Exercise >>
Select, from the data, each line where "name" occurs.
start Raw records
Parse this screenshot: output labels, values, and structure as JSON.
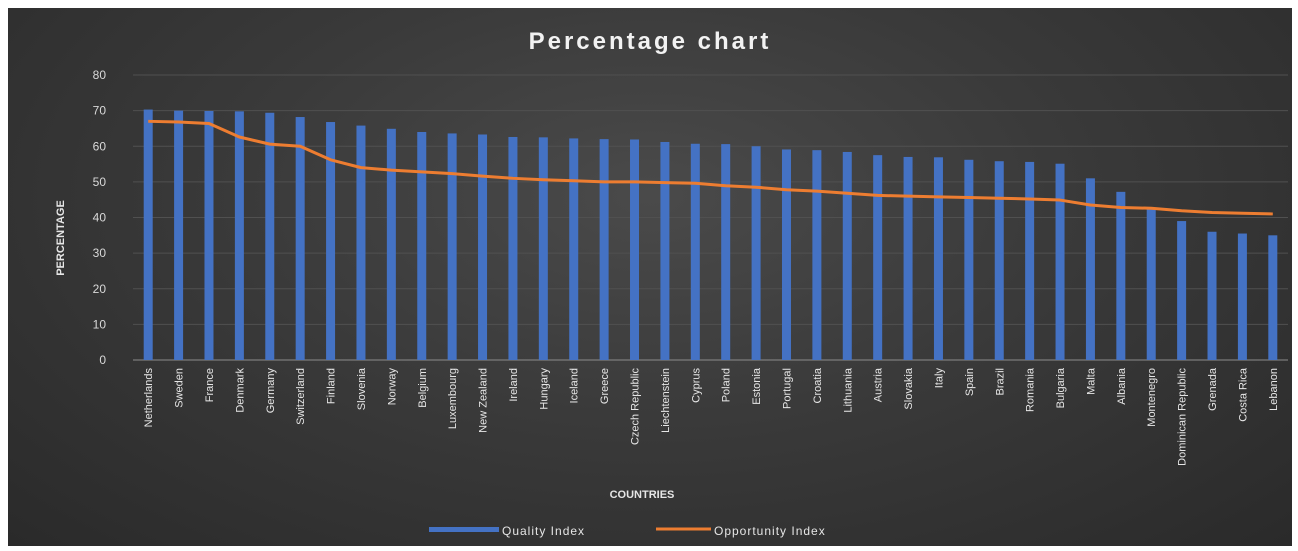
{
  "chart_data": {
    "type": "bar",
    "title": "Percentage chart",
    "xlabel": "COUNTRIES",
    "ylabel": "PERCENTAGE",
    "ylim": [
      0,
      80
    ],
    "yticks": [
      0,
      10,
      20,
      30,
      40,
      50,
      60,
      70,
      80
    ],
    "grid": true,
    "legend_position": "bottom",
    "categories": [
      "Netherlands",
      "Sweden",
      "France",
      "Denmark",
      "Germany",
      "Switzerland",
      "Finland",
      "Slovenia",
      "Norway",
      "Belgium",
      "Luxembourg",
      "New Zealand",
      "Ireland",
      "Hungary",
      "Iceland",
      "Greece",
      "Czech Republic",
      "Liechtenstein",
      "Cyprus",
      "Poland",
      "Estonia",
      "Portugal",
      "Croatia",
      "Lithuania",
      "Austria",
      "Slovakia",
      "Italy",
      "Spain",
      "Brazil",
      "Romania",
      "Bulgaria",
      "Malta",
      "Albania",
      "Montenegro",
      "Dominican Republic",
      "Grenada",
      "Costa Rica",
      "Lebanon"
    ],
    "series": [
      {
        "name": "Quality Index",
        "kind": "bar",
        "color": "#4472c4",
        "values": [
          70.3,
          70.0,
          69.9,
          69.8,
          69.4,
          68.2,
          66.8,
          65.8,
          64.9,
          64.0,
          63.6,
          63.3,
          62.6,
          62.5,
          62.2,
          62.0,
          61.9,
          61.2,
          60.7,
          60.6,
          60.0,
          59.1,
          58.9,
          58.4,
          57.5,
          57.0,
          56.9,
          56.2,
          55.8,
          55.6,
          55.1,
          51.0,
          47.2,
          42.5,
          39.0,
          36.0,
          35.5,
          35.0
        ]
      },
      {
        "name": "Opportunity Index",
        "kind": "line",
        "color": "#ed7d31",
        "values": [
          67.0,
          66.8,
          66.4,
          62.6,
          60.6,
          60.0,
          56.2,
          54.0,
          53.3,
          52.8,
          52.3,
          51.6,
          51.0,
          50.6,
          50.3,
          50.0,
          50.0,
          49.8,
          49.6,
          48.9,
          48.5,
          47.8,
          47.4,
          46.8,
          46.2,
          46.0,
          45.8,
          45.6,
          45.4,
          45.2,
          44.9,
          43.5,
          42.8,
          42.6,
          41.9,
          41.4,
          41.2,
          41.0
        ]
      }
    ]
  }
}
end Raw records
Exercise result >>
        "name": "Quality Index",
        "name": "Opportunity Index",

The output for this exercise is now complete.